[Items from a data source]

**********

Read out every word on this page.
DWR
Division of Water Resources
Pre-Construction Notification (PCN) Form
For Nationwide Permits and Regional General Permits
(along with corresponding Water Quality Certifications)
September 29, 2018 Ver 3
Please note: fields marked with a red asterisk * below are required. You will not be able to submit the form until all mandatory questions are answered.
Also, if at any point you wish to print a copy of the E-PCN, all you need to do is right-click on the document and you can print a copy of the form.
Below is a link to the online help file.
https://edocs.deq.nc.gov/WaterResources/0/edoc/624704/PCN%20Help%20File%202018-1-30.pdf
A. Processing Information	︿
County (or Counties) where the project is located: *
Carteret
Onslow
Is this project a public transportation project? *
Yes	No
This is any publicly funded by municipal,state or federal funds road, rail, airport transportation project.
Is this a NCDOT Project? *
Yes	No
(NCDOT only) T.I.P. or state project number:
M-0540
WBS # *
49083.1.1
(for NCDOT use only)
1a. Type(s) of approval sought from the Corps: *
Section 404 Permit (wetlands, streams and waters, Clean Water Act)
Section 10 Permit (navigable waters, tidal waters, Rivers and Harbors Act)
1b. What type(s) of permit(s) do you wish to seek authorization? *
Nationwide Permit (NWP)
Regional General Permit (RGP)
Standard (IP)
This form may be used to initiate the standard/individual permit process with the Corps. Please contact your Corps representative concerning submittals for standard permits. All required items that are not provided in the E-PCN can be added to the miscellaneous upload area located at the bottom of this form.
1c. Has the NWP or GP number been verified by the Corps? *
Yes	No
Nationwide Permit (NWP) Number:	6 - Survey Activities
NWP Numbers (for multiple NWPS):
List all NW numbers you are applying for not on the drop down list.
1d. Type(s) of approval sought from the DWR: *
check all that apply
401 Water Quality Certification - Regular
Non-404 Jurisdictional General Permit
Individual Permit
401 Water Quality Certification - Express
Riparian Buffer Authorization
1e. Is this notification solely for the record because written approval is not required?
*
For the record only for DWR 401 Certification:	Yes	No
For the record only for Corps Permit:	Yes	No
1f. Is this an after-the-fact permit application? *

**********

- WHAT YOU WILL DO -
Emit the full listing verbatim.

- SOLUTION -
Read out every word on this page.
DWR
Division of Water Resources
Pre-Construction Notification (PCN) Form
For Nationwide Permits and Regional General Permits
(along with corresponding Water Quality Certifications)
September 29, 2018 Ver 3
Please note: fields marked with a red asterisk * below are required. You will not be able to submit the form until all mandatory questions are answered.
Also, if at any point you wish to print a copy of the E-PCN, all you need to do is right-click on the document and you can print a copy of the form.
Below is a link to the online help file.
https://edocs.deq.nc.gov/WaterResources/0/edoc/624704/PCN%20Help%20File%202018-1-30.pdf
A. Processing Information	︿
County (or Counties) where the project is located: *
Carteret
Onslow
Is this project a public transportation project? *
Yes	No
This is any publicly funded by municipal,state or federal funds road, rail, airport transportation project.
Is this a NCDOT Project? *
Yes	No
(NCDOT only) T.I.P. or state project number:
M-0540
WBS # *
49083.1.1
(for NCDOT use only)
1a. Type(s) of approval sought from the Corps: *
Section 404 Permit (wetlands, streams and waters, Clean Water Act)
Section 10 Permit (navigable waters, tidal waters, Rivers and Harbors Act)
1b. What type(s) of permit(s) do you wish to seek authorization? *
Nationwide Permit (NWP)
Regional General Permit (RGP)
Standard (IP)
This form may be used to initiate the standard/individual permit process with the Corps. Please contact your Corps representative concerning submittals for standard permits. All required items that are not provided in the E-PCN can be added to the miscellaneous upload area located at the bottom of this form.
1c. Has the NWP or GP number been verified by the Corps? *
Yes	No
Nationwide Permit (NWP) Number:	6 - Survey Activities
NWP Numbers (for multiple NWPS):
List all NW numbers you are applying for not on the drop down list.
1d. Type(s) of approval sought from the DWR: *
check all that apply
401 Water Quality Certification - Regular
Non-404 Jurisdictional General Permit
Individual Permit
401 Water Quality Certification - Express
Riparian Buffer Authorization
1e. Is this notification solely for the record because written approval is not required?
*
For the record only for DWR 401 Certification:	Yes	No
For the record only for Corps Permit:	Yes	No
1f. Is this an after-the-fact permit application? *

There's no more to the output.